Reproduce the data starting at the beginning and ending with the line containing "- tab-close-button[interactable]: ×: [466, 352, 484, 386]", replacing each occurrence of "toolbar-separator" with "toolbar-divider" and leaving everything else unchanged.

• Records shown:
━━━━━━━━━━━━━━━━━━━━

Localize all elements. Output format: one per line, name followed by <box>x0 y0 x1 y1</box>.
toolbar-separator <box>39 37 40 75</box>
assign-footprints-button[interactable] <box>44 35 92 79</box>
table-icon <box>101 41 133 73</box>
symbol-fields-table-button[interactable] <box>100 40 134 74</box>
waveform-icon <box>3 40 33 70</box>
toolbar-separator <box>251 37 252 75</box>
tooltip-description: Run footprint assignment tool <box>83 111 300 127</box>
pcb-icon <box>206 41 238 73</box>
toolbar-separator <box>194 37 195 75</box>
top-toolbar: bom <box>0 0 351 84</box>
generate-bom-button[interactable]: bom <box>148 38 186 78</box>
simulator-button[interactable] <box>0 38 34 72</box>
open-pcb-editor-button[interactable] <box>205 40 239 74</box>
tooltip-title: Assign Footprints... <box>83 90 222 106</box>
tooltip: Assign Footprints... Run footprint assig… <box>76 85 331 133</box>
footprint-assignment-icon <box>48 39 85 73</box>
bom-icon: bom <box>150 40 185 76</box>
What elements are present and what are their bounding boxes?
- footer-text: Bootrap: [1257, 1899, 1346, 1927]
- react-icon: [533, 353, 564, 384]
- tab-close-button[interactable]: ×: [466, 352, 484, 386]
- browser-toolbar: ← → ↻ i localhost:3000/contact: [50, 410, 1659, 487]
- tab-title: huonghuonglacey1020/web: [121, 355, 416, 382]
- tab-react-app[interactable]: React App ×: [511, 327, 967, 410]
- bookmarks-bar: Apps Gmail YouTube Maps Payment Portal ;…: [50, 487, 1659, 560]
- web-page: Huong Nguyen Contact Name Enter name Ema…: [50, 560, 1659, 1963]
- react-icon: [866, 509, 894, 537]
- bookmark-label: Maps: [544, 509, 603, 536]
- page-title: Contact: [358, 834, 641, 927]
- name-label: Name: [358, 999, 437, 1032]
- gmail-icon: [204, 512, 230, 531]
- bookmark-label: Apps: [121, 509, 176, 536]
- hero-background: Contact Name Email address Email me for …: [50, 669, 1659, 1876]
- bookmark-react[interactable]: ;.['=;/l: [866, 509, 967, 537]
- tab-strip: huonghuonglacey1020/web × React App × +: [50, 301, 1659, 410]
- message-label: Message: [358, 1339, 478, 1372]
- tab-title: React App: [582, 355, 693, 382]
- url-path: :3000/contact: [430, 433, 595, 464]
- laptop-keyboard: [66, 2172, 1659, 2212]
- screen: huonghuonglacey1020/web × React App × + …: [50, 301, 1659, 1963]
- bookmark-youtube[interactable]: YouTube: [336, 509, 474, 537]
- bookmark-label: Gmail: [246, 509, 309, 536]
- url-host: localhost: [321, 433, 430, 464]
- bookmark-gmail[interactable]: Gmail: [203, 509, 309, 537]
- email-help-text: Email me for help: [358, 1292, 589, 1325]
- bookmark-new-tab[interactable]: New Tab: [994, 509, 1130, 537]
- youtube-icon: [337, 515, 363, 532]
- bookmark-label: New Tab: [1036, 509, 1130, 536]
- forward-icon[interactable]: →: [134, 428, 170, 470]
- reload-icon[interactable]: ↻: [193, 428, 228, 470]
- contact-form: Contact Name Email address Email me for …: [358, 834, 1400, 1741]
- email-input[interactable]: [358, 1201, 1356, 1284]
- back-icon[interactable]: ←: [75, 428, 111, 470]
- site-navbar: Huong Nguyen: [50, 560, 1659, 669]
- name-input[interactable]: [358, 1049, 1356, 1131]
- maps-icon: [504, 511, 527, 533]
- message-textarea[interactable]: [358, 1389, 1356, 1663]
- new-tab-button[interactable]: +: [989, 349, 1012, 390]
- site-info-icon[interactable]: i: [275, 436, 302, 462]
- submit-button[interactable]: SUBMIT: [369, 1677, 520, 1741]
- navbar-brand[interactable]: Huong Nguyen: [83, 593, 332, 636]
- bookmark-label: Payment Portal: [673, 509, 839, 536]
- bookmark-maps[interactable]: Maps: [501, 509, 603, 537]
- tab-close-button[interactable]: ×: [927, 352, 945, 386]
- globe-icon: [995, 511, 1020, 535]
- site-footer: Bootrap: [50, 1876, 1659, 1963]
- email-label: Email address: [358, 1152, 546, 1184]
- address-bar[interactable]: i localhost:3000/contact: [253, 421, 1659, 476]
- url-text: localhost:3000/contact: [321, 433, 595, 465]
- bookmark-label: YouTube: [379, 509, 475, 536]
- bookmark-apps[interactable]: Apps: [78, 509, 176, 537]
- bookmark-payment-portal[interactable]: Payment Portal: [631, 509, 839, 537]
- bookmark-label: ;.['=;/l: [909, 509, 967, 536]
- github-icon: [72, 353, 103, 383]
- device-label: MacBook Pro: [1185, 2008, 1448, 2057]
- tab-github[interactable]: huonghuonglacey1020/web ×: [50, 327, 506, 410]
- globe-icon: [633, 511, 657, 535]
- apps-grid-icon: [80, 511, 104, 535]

━━━━━━━━━━━━━━━━━━━━

• Correct response:
Localize all elements. Output format: one per line, name followed by <box>x0 y0 x1 y1</box>.
toolbar-divider <box>39 37 40 75</box>
assign-footprints-button[interactable] <box>44 35 92 79</box>
table-icon <box>101 41 133 73</box>
symbol-fields-table-button[interactable] <box>100 40 134 74</box>
waveform-icon <box>3 40 33 70</box>
toolbar-divider <box>251 37 252 75</box>
tooltip-description: Run footprint assignment tool <box>83 111 300 127</box>
pcb-icon <box>206 41 238 73</box>
toolbar-divider <box>194 37 195 75</box>
top-toolbar: bom <box>0 0 351 84</box>
generate-bom-button[interactable]: bom <box>148 38 186 78</box>
simulator-button[interactable] <box>0 38 34 72</box>
open-pcb-editor-button[interactable] <box>205 40 239 74</box>
tooltip-title: Assign Footprints... <box>83 90 222 106</box>
tooltip: Assign Footprints... Run footprint assig… <box>76 85 331 133</box>
footprint-assignment-icon <box>48 39 85 73</box>
bom-icon: bom <box>150 40 185 76</box>
What elements are present and what are their bounding boxes?
- footer-text: Bootrap: [1257, 1899, 1346, 1927]
- react-icon: [533, 353, 564, 384]
- tab-close-button[interactable]: ×: [466, 352, 484, 386]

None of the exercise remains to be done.